▼▼▼
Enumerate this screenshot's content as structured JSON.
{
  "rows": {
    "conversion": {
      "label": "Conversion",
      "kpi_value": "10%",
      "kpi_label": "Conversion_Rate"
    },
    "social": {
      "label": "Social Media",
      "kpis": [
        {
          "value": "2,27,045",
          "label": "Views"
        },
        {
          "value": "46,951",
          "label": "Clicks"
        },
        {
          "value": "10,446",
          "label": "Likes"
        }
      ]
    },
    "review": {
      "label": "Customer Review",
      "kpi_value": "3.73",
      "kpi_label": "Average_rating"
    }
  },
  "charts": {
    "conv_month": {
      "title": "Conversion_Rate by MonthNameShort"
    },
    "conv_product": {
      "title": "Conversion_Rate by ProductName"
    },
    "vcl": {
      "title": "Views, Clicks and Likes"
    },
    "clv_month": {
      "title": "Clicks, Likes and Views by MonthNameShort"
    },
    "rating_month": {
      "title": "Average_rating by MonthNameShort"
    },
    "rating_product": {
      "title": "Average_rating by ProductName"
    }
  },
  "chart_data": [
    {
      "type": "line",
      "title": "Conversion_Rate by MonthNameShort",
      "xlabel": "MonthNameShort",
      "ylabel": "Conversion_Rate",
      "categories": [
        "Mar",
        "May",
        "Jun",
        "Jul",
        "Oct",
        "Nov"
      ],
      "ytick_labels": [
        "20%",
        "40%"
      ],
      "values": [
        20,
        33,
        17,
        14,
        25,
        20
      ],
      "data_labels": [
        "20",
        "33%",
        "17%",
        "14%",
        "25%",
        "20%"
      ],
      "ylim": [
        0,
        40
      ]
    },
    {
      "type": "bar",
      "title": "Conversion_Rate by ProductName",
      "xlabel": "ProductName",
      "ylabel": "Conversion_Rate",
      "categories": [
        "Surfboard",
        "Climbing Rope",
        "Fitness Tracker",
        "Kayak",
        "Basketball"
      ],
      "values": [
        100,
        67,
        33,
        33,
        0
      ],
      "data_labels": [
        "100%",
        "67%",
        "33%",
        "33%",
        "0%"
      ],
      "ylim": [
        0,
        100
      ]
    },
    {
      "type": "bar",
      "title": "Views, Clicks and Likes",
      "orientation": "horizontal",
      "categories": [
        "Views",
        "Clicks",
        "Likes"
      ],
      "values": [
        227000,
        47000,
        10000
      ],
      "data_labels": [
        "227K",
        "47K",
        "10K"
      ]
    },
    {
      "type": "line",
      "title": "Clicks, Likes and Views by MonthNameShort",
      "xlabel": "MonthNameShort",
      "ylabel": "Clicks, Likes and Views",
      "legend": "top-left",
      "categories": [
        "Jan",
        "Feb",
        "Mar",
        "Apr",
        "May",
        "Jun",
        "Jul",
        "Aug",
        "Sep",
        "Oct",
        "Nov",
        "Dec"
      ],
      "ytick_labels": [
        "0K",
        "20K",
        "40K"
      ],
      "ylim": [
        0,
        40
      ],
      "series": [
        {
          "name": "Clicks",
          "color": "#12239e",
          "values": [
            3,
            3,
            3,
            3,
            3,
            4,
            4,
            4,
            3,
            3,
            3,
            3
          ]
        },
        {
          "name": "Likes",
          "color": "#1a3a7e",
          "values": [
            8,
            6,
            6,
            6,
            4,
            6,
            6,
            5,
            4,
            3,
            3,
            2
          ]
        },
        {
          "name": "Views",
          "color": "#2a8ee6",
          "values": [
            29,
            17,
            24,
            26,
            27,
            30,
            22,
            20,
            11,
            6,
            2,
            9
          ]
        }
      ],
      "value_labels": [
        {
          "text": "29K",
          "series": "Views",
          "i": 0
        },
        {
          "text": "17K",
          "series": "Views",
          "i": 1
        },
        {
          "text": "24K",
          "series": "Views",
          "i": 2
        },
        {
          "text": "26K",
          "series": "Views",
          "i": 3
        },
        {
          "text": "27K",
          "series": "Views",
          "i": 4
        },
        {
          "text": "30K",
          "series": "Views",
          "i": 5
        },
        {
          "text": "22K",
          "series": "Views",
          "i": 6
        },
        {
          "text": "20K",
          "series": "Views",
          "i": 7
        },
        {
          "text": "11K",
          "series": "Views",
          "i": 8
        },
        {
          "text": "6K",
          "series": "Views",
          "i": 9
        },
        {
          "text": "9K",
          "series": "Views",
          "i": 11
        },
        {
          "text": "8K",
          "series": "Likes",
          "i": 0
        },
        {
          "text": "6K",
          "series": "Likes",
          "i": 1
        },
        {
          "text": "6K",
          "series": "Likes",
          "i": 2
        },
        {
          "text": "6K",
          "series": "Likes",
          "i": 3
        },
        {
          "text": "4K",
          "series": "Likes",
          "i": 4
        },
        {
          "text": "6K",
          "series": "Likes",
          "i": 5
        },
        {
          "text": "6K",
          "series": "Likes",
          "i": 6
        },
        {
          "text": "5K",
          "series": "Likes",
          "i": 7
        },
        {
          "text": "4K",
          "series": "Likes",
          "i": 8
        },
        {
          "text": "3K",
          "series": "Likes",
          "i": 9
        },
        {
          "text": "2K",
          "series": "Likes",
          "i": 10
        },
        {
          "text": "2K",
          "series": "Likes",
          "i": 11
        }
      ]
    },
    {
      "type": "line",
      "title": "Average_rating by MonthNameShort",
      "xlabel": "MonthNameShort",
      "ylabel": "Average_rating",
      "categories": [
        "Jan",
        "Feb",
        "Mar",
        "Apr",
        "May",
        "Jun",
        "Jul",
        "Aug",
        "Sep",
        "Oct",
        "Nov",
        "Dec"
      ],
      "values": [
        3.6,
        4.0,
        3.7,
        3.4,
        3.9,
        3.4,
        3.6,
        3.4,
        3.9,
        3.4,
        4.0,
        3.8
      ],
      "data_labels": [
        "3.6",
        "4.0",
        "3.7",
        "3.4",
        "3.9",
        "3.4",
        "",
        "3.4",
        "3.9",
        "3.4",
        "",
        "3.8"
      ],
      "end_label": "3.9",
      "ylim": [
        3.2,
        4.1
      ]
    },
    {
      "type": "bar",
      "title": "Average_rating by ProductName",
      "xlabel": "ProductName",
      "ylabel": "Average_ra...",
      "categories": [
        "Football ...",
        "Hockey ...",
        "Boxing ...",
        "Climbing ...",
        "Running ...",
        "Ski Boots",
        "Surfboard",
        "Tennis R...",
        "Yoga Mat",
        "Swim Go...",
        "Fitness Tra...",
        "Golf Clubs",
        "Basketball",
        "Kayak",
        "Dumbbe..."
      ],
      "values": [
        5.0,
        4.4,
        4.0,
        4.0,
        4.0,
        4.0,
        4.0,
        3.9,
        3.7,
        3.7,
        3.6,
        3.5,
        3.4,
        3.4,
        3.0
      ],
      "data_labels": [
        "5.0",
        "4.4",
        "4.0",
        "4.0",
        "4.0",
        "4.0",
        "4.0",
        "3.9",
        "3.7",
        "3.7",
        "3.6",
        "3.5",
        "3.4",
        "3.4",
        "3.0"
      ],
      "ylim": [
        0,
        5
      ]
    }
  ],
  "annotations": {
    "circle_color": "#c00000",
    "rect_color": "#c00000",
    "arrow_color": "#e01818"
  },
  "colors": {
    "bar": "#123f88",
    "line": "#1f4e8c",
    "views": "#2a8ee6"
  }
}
▲▲▲
Go through the listing above and pull out each line containing the word "Clicks".

          "label": "Clicks"
      "title": "Views, Clicks and Likes"
      "title": "Clicks, Likes and Views by MonthNameShort"
      "title": "Views, Clicks and Likes",
        "Clicks",
      "title": "Clicks, Likes and Views by MonthNameShort",
      "ylabel": "Clicks, Likes and Views",
          "name": "Clicks",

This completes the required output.